Exercise instructions: Every record below should be transcribed exactly. Omit the images.

The records:
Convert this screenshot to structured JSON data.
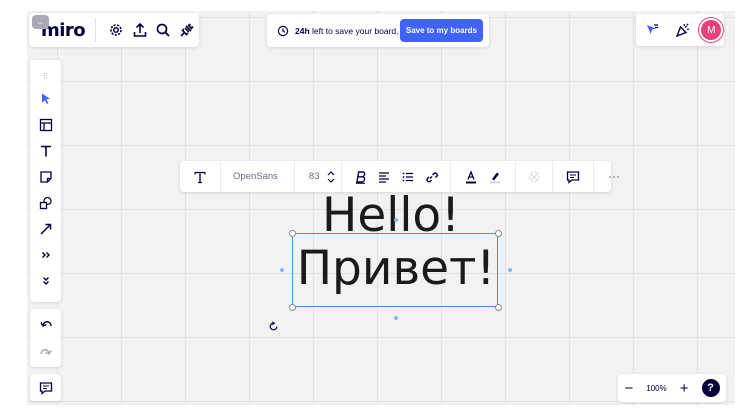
{
  "app": {
    "logo": "miro",
    "board_badge_icon": "board-switch-icon"
  },
  "toolbar_top_left": {
    "icons": [
      "settings-icon",
      "upload-icon",
      "search-icon",
      "plugin-icon"
    ]
  },
  "save_banner": {
    "time_bold": "24h",
    "text": "left to save your board.",
    "button_label": "Save to my boards",
    "button_color": "#4262ff"
  },
  "top_right": {
    "icons": [
      "cursor-follow-icon",
      "celebrate-icon"
    ],
    "avatar_initial": "M",
    "avatar_color": "#e2437b"
  },
  "left_tools": {
    "items": [
      "select-icon",
      "templates-icon",
      "text-icon",
      "sticky-note-icon",
      "shapes-icon",
      "arrow-icon",
      "more-tools-icon",
      "expand-icon"
    ]
  },
  "format_toolbar": {
    "font_name": "OpenSans",
    "font_size": "83"
  },
  "canvas": {
    "text_line1": "Hello!",
    "text_line2": "Привет!"
  },
  "zoom": {
    "level": "100%",
    "minus": "−",
    "plus": "+",
    "help": "?"
  }
}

Result for this task:
Convert this screenshot to structured JSON data.
{
  "app": {
    "logo": "miro",
    "board_badge_icon": "board-switch-icon"
  },
  "toolbar_top_left": {
    "icons": [
      "settings-icon",
      "upload-icon",
      "search-icon",
      "plugin-icon"
    ]
  },
  "save_banner": {
    "time_bold": "24h",
    "text": "left to save your board.",
    "button_label": "Save to my boards",
    "button_color": "#4262ff"
  },
  "top_right": {
    "icons": [
      "cursor-follow-icon",
      "celebrate-icon"
    ],
    "avatar_initial": "M",
    "avatar_color": "#e2437b"
  },
  "left_tools": {
    "items": [
      "select-icon",
      "templates-icon",
      "text-icon",
      "sticky-note-icon",
      "shapes-icon",
      "arrow-icon",
      "more-tools-icon",
      "expand-icon"
    ]
  },
  "format_toolbar": {
    "font_name": "OpenSans",
    "font_size": "83"
  },
  "canvas": {
    "text_line1": "Hello!",
    "text_line2": "Привет!"
  },
  "zoom": {
    "level": "100%",
    "minus": "−",
    "plus": "+",
    "help": "?"
  }
}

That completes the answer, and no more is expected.